— Set task —
Can you print the data exactly and leave out each image?

— Supplied data —
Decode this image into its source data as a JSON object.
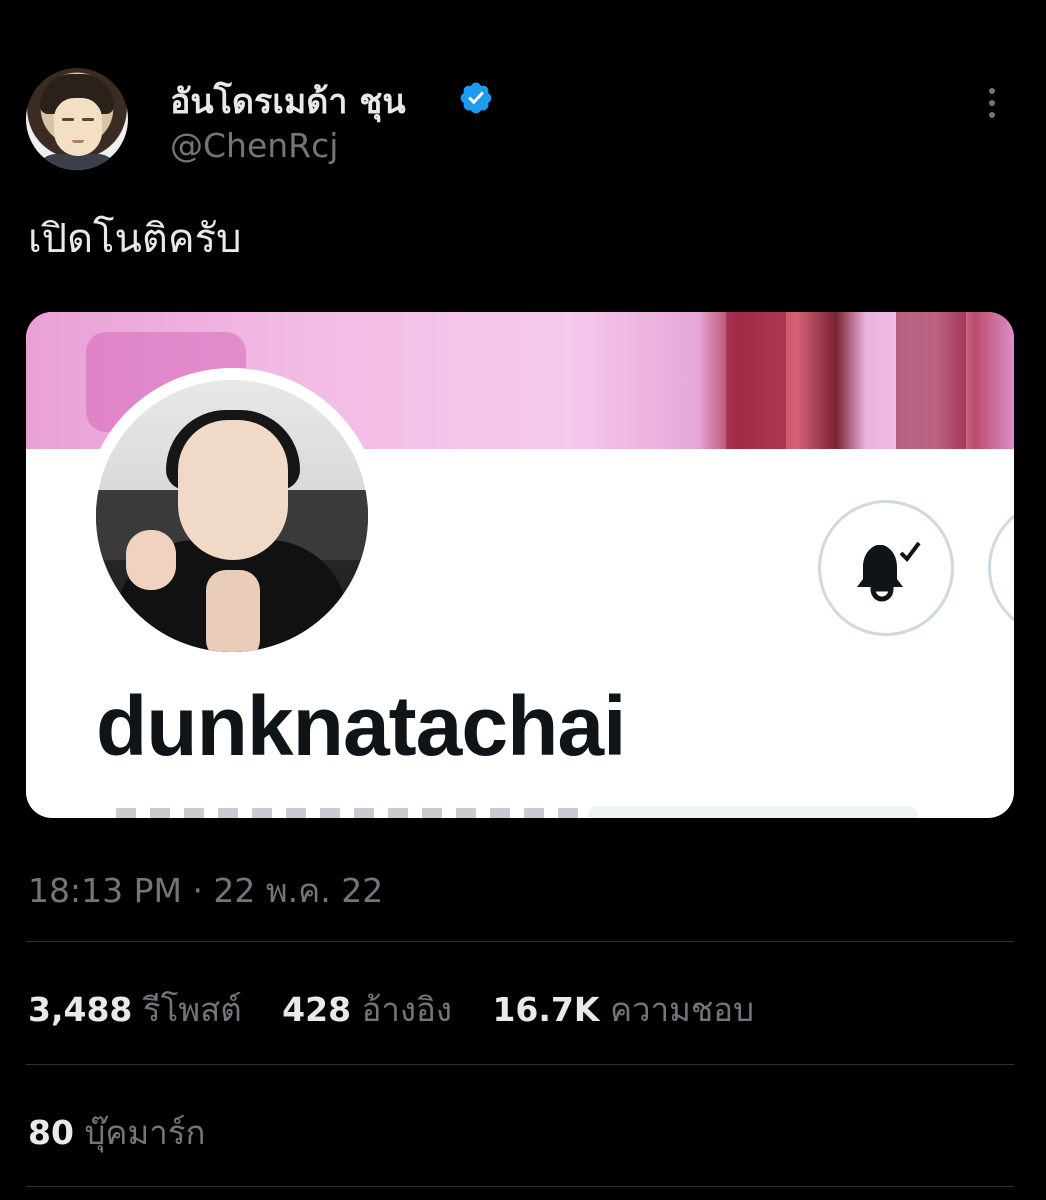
{
  "author": {
    "display_name": "อันโดรเมด้า ชุน",
    "handle": "@ChenRcj",
    "verified": true
  },
  "tweet": {
    "text": "เปิดโนติครับ"
  },
  "media_card": {
    "username": "dunknatachai"
  },
  "meta": {
    "timestamp": "18:13 PM · 22 พ.ค. 22"
  },
  "stats": {
    "retweets_count": "3,488",
    "retweets_label": "รีโพสต์",
    "quotes_count": "428",
    "quotes_label": "อ้างอิง",
    "likes_count": "16.7K",
    "likes_label": "ความชอบ",
    "bookmarks_count": "80",
    "bookmarks_label": "บุ๊คมาร์ก"
  },
  "colors": {
    "background": "#000000",
    "text_primary": "#e7e9ea",
    "text_secondary": "#71767b",
    "verified_blue": "#1d9bf0",
    "divider": "#2f3336"
  },
  "icons": {
    "verified": "verified-badge-icon",
    "more": "more-vertical-icon",
    "bell": "bell-check-icon"
  }
}
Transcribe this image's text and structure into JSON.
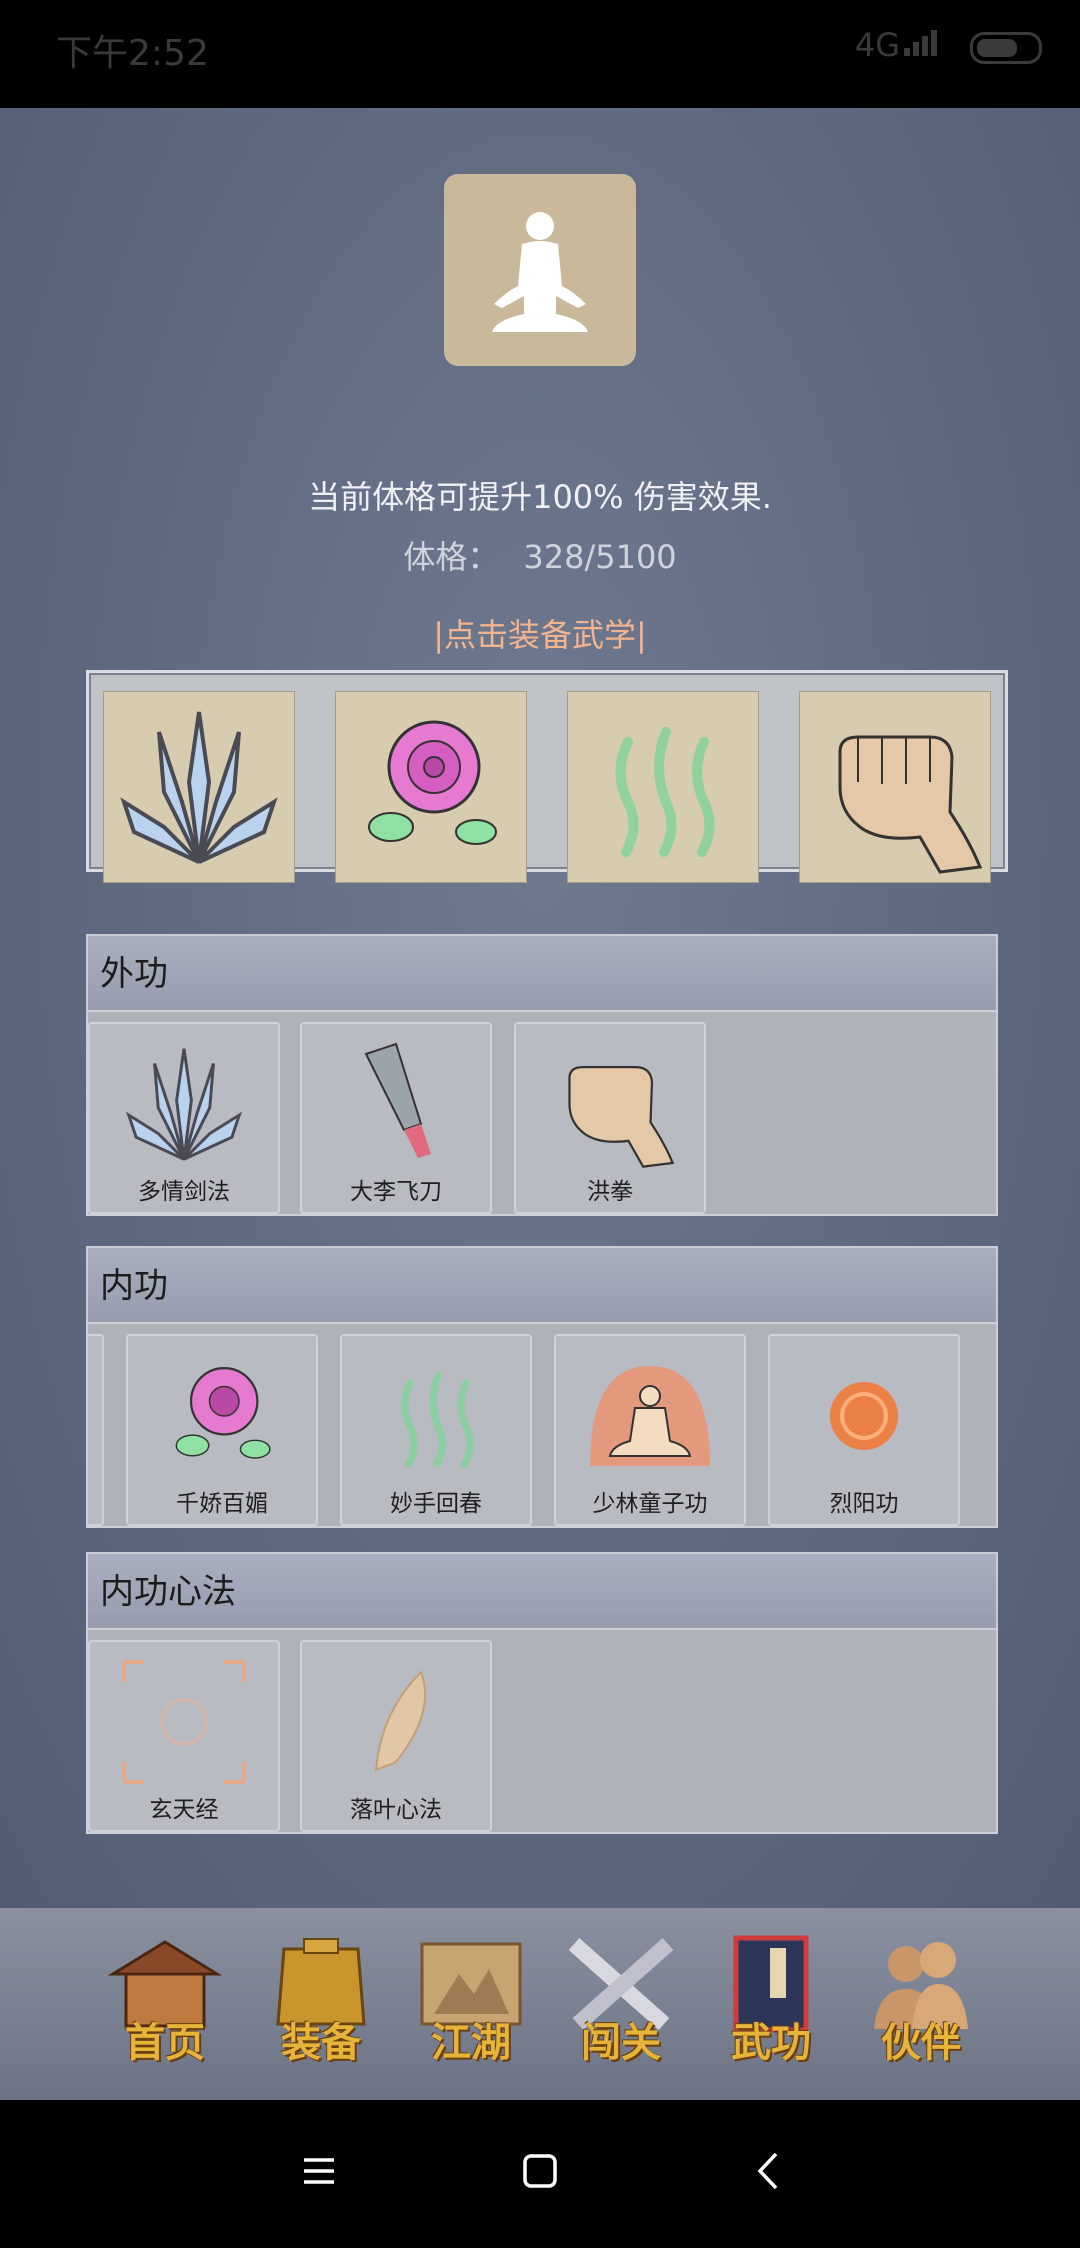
{
  "status_bar": {
    "time": "下午2:52",
    "network": "4G"
  },
  "profile": {
    "avatar_icon": "meditating-figure-icon"
  },
  "info": {
    "damage_text": "当前体格可提升100% 伤害效果.",
    "constitution_label": "体格：",
    "constitution_value": "328/5100",
    "equip_link": "|点击装备武学|"
  },
  "equipped_slots": [
    {
      "icon": "sword-fan-icon"
    },
    {
      "icon": "rose-icon"
    },
    {
      "icon": "green-qi-icon"
    },
    {
      "icon": "fist-icon"
    }
  ],
  "sections": {
    "external": {
      "title": "外功",
      "skills": [
        {
          "name": "多情剑法",
          "icon": "sword-fan-icon"
        },
        {
          "name": "大李飞刀",
          "icon": "flying-knife-icon"
        },
        {
          "name": "洪拳",
          "icon": "fist-icon"
        }
      ]
    },
    "internal": {
      "title": "内功",
      "skills": [
        {
          "name": "千娇百媚",
          "icon": "rose-icon"
        },
        {
          "name": "妙手回春",
          "icon": "green-qi-icon"
        },
        {
          "name": "少林童子功",
          "icon": "meditating-monk-icon"
        },
        {
          "name": "烈阳功",
          "icon": "sun-orb-icon"
        }
      ]
    },
    "mind": {
      "title": "内功心法",
      "skills": [
        {
          "name": "玄天经",
          "icon": "xuan-scroll-icon"
        },
        {
          "name": "落叶心法",
          "icon": "leaf-icon"
        }
      ]
    }
  },
  "nav": [
    {
      "label": "首页",
      "icon": "house-icon"
    },
    {
      "label": "装备",
      "icon": "armor-icon"
    },
    {
      "label": "江湖",
      "icon": "scroll-map-icon"
    },
    {
      "label": "闯关",
      "icon": "crossed-swords-icon"
    },
    {
      "label": "武功",
      "icon": "book-icon"
    },
    {
      "label": "伙伴",
      "icon": "companions-icon"
    }
  ]
}
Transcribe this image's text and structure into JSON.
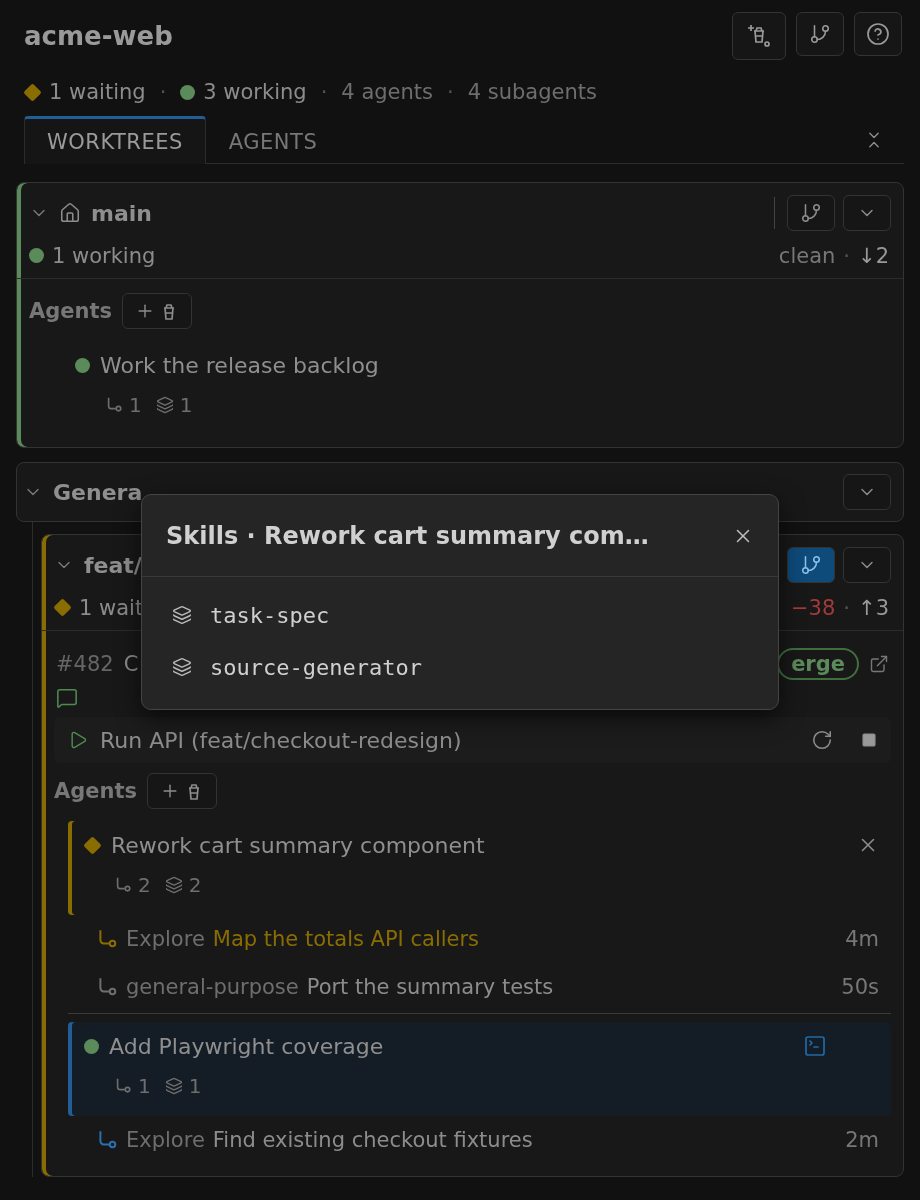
{
  "header": {
    "title": "acme-web",
    "separator": "·",
    "status": [
      {
        "kind": "waiting",
        "text": "1 waiting"
      },
      {
        "kind": "working",
        "text": "3 working"
      },
      {
        "kind": "plain",
        "text": "4 agents"
      },
      {
        "kind": "plain",
        "text": "4 subagents"
      }
    ]
  },
  "tabs": [
    {
      "label": "WORKTREES",
      "selected": true
    },
    {
      "label": "AGENTS",
      "selected": false
    }
  ],
  "worktrees": [
    {
      "kind": "worktree",
      "name": "main",
      "home": true,
      "branch_active": false,
      "status": {
        "kind": "working",
        "text": "1 working"
      },
      "separator": "·",
      "sync": [
        {
          "text": "clean",
          "color": "#777777"
        },
        {
          "text": "↓2",
          "color": "#999999"
        }
      ],
      "agents_label": "Agents",
      "agents": [
        {
          "title": "Work the release backlog",
          "kind": "working",
          "selected": false,
          "subagent_count": "1",
          "skill_count": "1"
        }
      ]
    },
    {
      "kind": "group",
      "name": "Genera",
      "children": [
        {
          "kind": "worktree",
          "name": "feat/",
          "home": false,
          "branch_active": true,
          "status": {
            "kind": "waiting",
            "text": "1 wait"
          },
          "separator": "·",
          "sync": [
            {
              "text": "−38",
              "color": "#a33a3a"
            },
            {
              "text": "↑3",
              "color": "#999999"
            }
          ],
          "pr": {
            "number": "#482",
            "title": "C",
            "badge": "erge"
          },
          "run": {
            "label": "Run API (feat/checkout-redesign)"
          },
          "agents_label": "Agents",
          "agents": [
            {
              "title": "Rework cart summary component",
              "kind": "waiting",
              "selected": false,
              "closable": true,
              "subagent_count": "2",
              "skill_count": "2",
              "subagents": [
                {
                  "type": "Explore",
                  "task": "Map the totals API callers",
                  "time": "4m",
                  "color": "#8a6d00",
                  "highlighted": true
                },
                {
                  "type": "general-purpose",
                  "task": "Port the summary tests",
                  "time": "50s",
                  "color": "#6e6e6e",
                  "highlighted": false
                }
              ]
            },
            {
              "title": "Add Playwright coverage",
              "kind": "working",
              "selected": true,
              "terminal": true,
              "subagent_count": "1",
              "skill_count": "1",
              "subagents": [
                {
                  "type": "Explore",
                  "task": "Find existing checkout fixtures",
                  "time": "2m",
                  "color": "#2a6fb0",
                  "highlighted": false
                }
              ]
            }
          ]
        }
      ]
    }
  ],
  "popup": {
    "title": "Skills · Rework cart summary com…",
    "items": [
      "task-spec",
      "source-generator"
    ]
  }
}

— Exercise solution —
Decode this image into its source data as a JSON object.
{
  "author": {
    "display_name": "อันโดรเมด้า ชุน",
    "handle": "@ChenRcj",
    "verified": true
  },
  "tweet": {
    "text": "เปิดโนติครับ"
  },
  "media_card": {
    "username": "dunknatachai"
  },
  "meta": {
    "timestamp": "18:13 PM · 22 พ.ค. 22"
  },
  "stats": {
    "retweets_count": "3,488",
    "retweets_label": "รีโพสต์",
    "quotes_count": "428",
    "quotes_label": "อ้างอิง",
    "likes_count": "16.7K",
    "likes_label": "ความชอบ",
    "bookmarks_count": "80",
    "bookmarks_label": "บุ๊คมาร์ก"
  },
  "colors": {
    "background": "#000000",
    "text_primary": "#e7e9ea",
    "text_secondary": "#71767b",
    "verified_blue": "#1d9bf0",
    "divider": "#2f3336"
  },
  "icons": {
    "verified": "verified-badge-icon",
    "more": "more-vertical-icon",
    "bell": "bell-check-icon"
  }
}
Transcribe this image's text and structure into JSON.
{
  "status_bar": {
    "time": "下午2:52",
    "network": "4G"
  },
  "profile": {
    "avatar_icon": "meditating-figure-icon"
  },
  "info": {
    "damage_text": "当前体格可提升100% 伤害效果.",
    "constitution_label": "体格：",
    "constitution_value": "328/5100",
    "equip_link": "|点击装备武学|"
  },
  "equipped_slots": [
    {
      "icon": "sword-fan-icon"
    },
    {
      "icon": "rose-icon"
    },
    {
      "icon": "green-qi-icon"
    },
    {
      "icon": "fist-icon"
    }
  ],
  "sections": {
    "external": {
      "title": "外功",
      "skills": [
        {
          "name": "多情剑法",
          "icon": "sword-fan-icon"
        },
        {
          "name": "大李飞刀",
          "icon": "flying-knife-icon"
        },
        {
          "name": "洪拳",
          "icon": "fist-icon"
        }
      ]
    },
    "internal": {
      "title": "内功",
      "skills": [
        {
          "name": "千娇百媚",
          "icon": "rose-icon"
        },
        {
          "name": "妙手回春",
          "icon": "green-qi-icon"
        },
        {
          "name": "少林童子功",
          "icon": "meditating-monk-icon"
        },
        {
          "name": "烈阳功",
          "icon": "sun-orb-icon"
        }
      ]
    },
    "mind": {
      "title": "内功心法",
      "skills": [
        {
          "name": "玄天经",
          "icon": "xuan-scroll-icon"
        },
        {
          "name": "落叶心法",
          "icon": "leaf-icon"
        }
      ]
    }
  },
  "nav": [
    {
      "label": "首页",
      "icon": "house-icon"
    },
    {
      "label": "装备",
      "icon": "armor-icon"
    },
    {
      "label": "江湖",
      "icon": "scroll-map-icon"
    },
    {
      "label": "闯关",
      "icon": "crossed-swords-icon"
    },
    {
      "label": "武功",
      "icon": "book-icon"
    },
    {
      "label": "伙伴",
      "icon": "companions-icon"
    }
  ]
}
Transcribe this image's text and structure into JSON.
{
  "header": {
    "title": "acme-web",
    "separator": "·",
    "status": [
      {
        "kind": "waiting",
        "text": "1 waiting"
      },
      {
        "kind": "working",
        "text": "3 working"
      },
      {
        "kind": "plain",
        "text": "4 agents"
      },
      {
        "kind": "plain",
        "text": "4 subagents"
      }
    ]
  },
  "tabs": [
    {
      "label": "WORKTREES",
      "selected": true
    },
    {
      "label": "AGENTS",
      "selected": false
    }
  ],
  "worktrees": [
    {
      "kind": "worktree",
      "name": "main",
      "home": true,
      "branch_active": false,
      "status": {
        "kind": "working",
        "text": "1 working"
      },
      "separator": "·",
      "sync": [
        {
          "text": "clean",
          "color": "#777777"
        },
        {
          "text": "↓2",
          "color": "#999999"
        }
      ],
      "agents_label": "Agents",
      "agents": [
        {
          "title": "Work the release backlog",
          "kind": "working",
          "selected": false,
          "subagent_count": "1",
          "skill_count": "1"
        }
      ]
    },
    {
      "kind": "group",
      "name": "Genera",
      "children": [
        {
          "kind": "worktree",
          "name": "feat/",
          "home": false,
          "branch_active": true,
          "status": {
            "kind": "waiting",
            "text": "1 wait"
          },
          "separator": "·",
          "sync": [
            {
              "text": "−38",
              "color": "#a33a3a"
            },
            {
              "text": "↑3",
              "color": "#999999"
            }
          ],
          "pr": {
            "number": "#482",
            "title": "C",
            "badge": "erge"
          },
          "run": {
            "label": "Run API (feat/checkout-redesign)"
          },
          "agents_label": "Agents",
          "agents": [
            {
              "title": "Rework cart summary component",
              "kind": "waiting",
              "selected": false,
              "closable": true,
              "subagent_count": "2",
              "skill_count": "2",
              "subagents": [
                {
                  "type": "Explore",
                  "task": "Map the totals API callers",
                  "time": "4m",
                  "color": "#8a6d00",
                  "highlighted": true
                },
                {
                  "type": "general-purpose",
                  "task": "Port the summary tests",
                  "time": "50s",
                  "color": "#6e6e6e",
                  "highlighted": false
                }
              ]
            },
            {
              "title": "Add Playwright coverage",
              "kind": "working",
              "selected": true,
              "terminal": true,
              "subagent_count": "1",
              "skill_count": "1",
              "subagents": [
                {
                  "type": "Explore",
                  "task": "Find existing checkout fixtures",
                  "time": "2m",
                  "color": "#2a6fb0",
                  "highlighted": false
                }
              ]
            }
          ]
        }
      ]
    }
  ],
  "popup": {
    "title": "Skills · Rework cart summary com…",
    "items": [
      "task-spec",
      "source-generator"
    ]
  }
}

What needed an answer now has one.